- _Task_: Transcribe the whole listing without a single picture.

- _Dataset entries_:

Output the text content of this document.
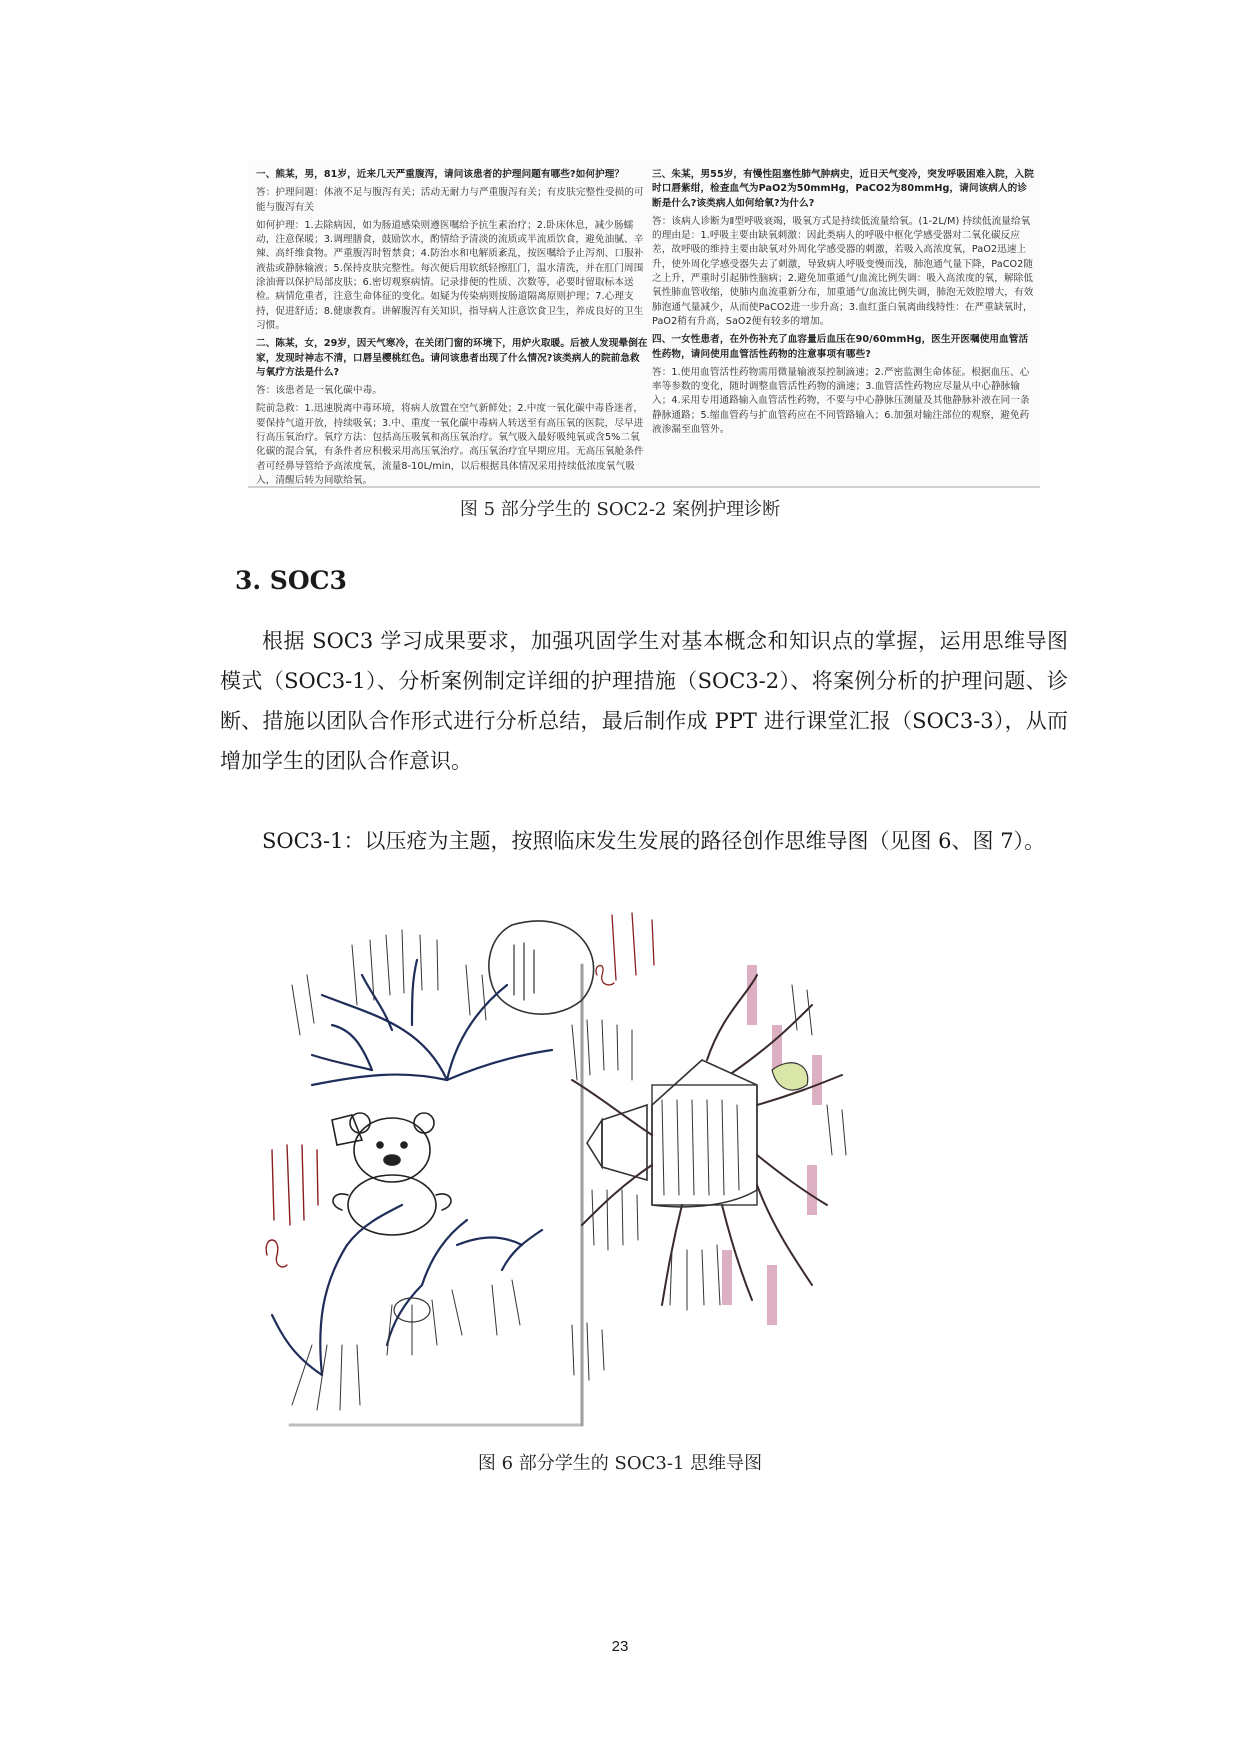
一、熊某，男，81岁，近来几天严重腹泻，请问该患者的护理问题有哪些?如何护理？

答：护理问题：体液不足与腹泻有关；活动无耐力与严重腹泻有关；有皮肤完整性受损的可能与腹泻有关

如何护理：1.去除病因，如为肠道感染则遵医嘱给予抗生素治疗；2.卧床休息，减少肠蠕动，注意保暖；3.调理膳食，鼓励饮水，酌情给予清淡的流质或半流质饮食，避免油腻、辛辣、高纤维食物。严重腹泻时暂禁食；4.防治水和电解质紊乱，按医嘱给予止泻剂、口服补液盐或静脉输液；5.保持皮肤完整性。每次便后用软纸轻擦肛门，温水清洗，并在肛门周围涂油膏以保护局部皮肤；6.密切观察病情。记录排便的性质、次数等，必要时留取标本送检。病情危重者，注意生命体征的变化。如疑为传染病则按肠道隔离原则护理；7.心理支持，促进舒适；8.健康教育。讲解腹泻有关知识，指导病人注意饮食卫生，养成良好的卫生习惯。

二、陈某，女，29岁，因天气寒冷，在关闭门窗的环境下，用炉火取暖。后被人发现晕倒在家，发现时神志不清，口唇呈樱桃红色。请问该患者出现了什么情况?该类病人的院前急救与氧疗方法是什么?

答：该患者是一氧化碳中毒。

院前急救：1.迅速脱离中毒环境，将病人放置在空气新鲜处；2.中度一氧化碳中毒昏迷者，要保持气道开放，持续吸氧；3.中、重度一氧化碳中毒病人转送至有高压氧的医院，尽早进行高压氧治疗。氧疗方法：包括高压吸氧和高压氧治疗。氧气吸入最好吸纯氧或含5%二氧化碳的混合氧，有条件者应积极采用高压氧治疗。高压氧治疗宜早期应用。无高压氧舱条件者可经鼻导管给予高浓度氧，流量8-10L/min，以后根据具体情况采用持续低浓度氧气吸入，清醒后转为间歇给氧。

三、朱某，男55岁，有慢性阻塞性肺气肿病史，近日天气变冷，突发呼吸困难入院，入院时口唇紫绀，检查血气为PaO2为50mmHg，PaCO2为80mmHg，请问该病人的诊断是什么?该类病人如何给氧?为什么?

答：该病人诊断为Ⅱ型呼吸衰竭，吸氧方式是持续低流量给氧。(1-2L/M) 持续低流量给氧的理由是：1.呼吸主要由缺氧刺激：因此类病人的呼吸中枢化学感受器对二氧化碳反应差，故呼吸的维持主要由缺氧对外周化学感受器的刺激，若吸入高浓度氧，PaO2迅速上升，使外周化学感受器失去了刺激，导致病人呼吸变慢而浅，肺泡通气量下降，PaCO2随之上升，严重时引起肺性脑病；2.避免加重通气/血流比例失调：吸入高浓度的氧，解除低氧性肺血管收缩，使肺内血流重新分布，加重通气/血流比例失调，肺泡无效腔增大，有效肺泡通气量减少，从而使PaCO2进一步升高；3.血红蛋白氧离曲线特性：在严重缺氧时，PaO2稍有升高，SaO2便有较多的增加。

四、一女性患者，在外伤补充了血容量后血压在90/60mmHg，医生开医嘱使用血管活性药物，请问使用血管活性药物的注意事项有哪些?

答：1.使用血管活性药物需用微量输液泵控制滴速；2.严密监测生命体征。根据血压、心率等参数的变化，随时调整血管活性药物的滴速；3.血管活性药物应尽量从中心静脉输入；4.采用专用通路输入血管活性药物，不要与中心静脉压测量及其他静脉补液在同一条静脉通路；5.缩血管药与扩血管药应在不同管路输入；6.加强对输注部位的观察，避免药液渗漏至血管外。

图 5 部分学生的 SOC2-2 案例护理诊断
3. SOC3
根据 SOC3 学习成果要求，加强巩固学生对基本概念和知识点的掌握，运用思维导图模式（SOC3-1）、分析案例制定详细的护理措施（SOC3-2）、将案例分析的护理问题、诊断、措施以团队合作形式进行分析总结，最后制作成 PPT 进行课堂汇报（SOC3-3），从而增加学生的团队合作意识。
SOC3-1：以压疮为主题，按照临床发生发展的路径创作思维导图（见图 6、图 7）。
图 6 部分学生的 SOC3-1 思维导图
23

- _Response for this exercise_:
Output the text content of this document.
一、熊某，男，81岁，近来几天严重腹泻，请问该患者的护理问题有哪些?如何护理？

答：护理问题：体液不足与腹泻有关；活动无耐力与严重腹泻有关；有皮肤完整性受损的可能与腹泻有关

如何护理：1.去除病因，如为肠道感染则遵医嘱给予抗生素治疗；2.卧床休息，减少肠蠕动，注意保暖；3.调理膳食，鼓励饮水，酌情给予清淡的流质或半流质饮食，避免油腻、辛辣、高纤维食物。严重腹泻时暂禁食；4.防治水和电解质紊乱，按医嘱给予止泻剂、口服补液盐或静脉输液；5.保持皮肤完整性。每次便后用软纸轻擦肛门，温水清洗，并在肛门周围涂油膏以保护局部皮肤；6.密切观察病情。记录排便的性质、次数等，必要时留取标本送检。病情危重者，注意生命体征的变化。如疑为传染病则按肠道隔离原则护理；7.心理支持，促进舒适；8.健康教育。讲解腹泻有关知识，指导病人注意饮食卫生，养成良好的卫生习惯。

二、陈某，女，29岁，因天气寒冷，在关闭门窗的环境下，用炉火取暖。后被人发现晕倒在家，发现时神志不清，口唇呈樱桃红色。请问该患者出现了什么情况?该类病人的院前急救与氧疗方法是什么?

答：该患者是一氧化碳中毒。

院前急救：1.迅速脱离中毒环境，将病人放置在空气新鲜处；2.中度一氧化碳中毒昏迷者，要保持气道开放，持续吸氧；3.中、重度一氧化碳中毒病人转送至有高压氧的医院，尽早进行高压氧治疗。氧疗方法：包括高压吸氧和高压氧治疗。氧气吸入最好吸纯氧或含5%二氧化碳的混合氧，有条件者应积极采用高压氧治疗。高压氧治疗宜早期应用。无高压氧舱条件者可经鼻导管给予高浓度氧，流量8-10L/min，以后根据具体情况采用持续低浓度氧气吸入，清醒后转为间歇给氧。

三、朱某，男55岁，有慢性阻塞性肺气肿病史，近日天气变冷，突发呼吸困难入院，入院时口唇紫绀，检查血气为PaO2为50mmHg，PaCO2为80mmHg，请问该病人的诊断是什么?该类病人如何给氧?为什么?

答：该病人诊断为Ⅱ型呼吸衰竭，吸氧方式是持续低流量给氧。(1-2L/M) 持续低流量给氧的理由是：1.呼吸主要由缺氧刺激：因此类病人的呼吸中枢化学感受器对二氧化碳反应差，故呼吸的维持主要由缺氧对外周化学感受器的刺激，若吸入高浓度氧，PaO2迅速上升，使外周化学感受器失去了刺激，导致病人呼吸变慢而浅，肺泡通气量下降，PaCO2随之上升，严重时引起肺性脑病；2.避免加重通气/血流比例失调：吸入高浓度的氧，解除低氧性肺血管收缩，使肺内血流重新分布，加重通气/血流比例失调，肺泡无效腔增大，有效肺泡通气量减少，从而使PaCO2进一步升高；3.血红蛋白氧离曲线特性：在严重缺氧时，PaO2稍有升高，SaO2便有较多的增加。

四、一女性患者，在外伤补充了血容量后血压在90/60mmHg，医生开医嘱使用血管活性药物，请问使用血管活性药物的注意事项有哪些?

答：1.使用血管活性药物需用微量输液泵控制滴速；2.严密监测生命体征。根据血压、心率等参数的变化，随时调整血管活性药物的滴速；3.血管活性药物应尽量从中心静脉输入；4.采用专用通路输入血管活性药物，不要与中心静脉压测量及其他静脉补液在同一条静脉通路；5.缩血管药与扩血管药应在不同管路输入；6.加强对输注部位的观察，避免药液渗漏至血管外。

图 5 部分学生的 SOC2-2 案例护理诊断
3. SOC3
根据 SOC3 学习成果要求，加强巩固学生对基本概念和知识点的掌握，运用思维导图模式（SOC3-1）、分析案例制定详细的护理措施（SOC3-2）、将案例分析的护理问题、诊断、措施以团队合作形式进行分析总结，最后制作成 PPT 进行课堂汇报（SOC3-3），从而增加学生的团队合作意识。
SOC3-1：以压疮为主题，按照临床发生发展的路径创作思维导图（见图 6、图 7）。
图 6 部分学生的 SOC3-1 思维导图
23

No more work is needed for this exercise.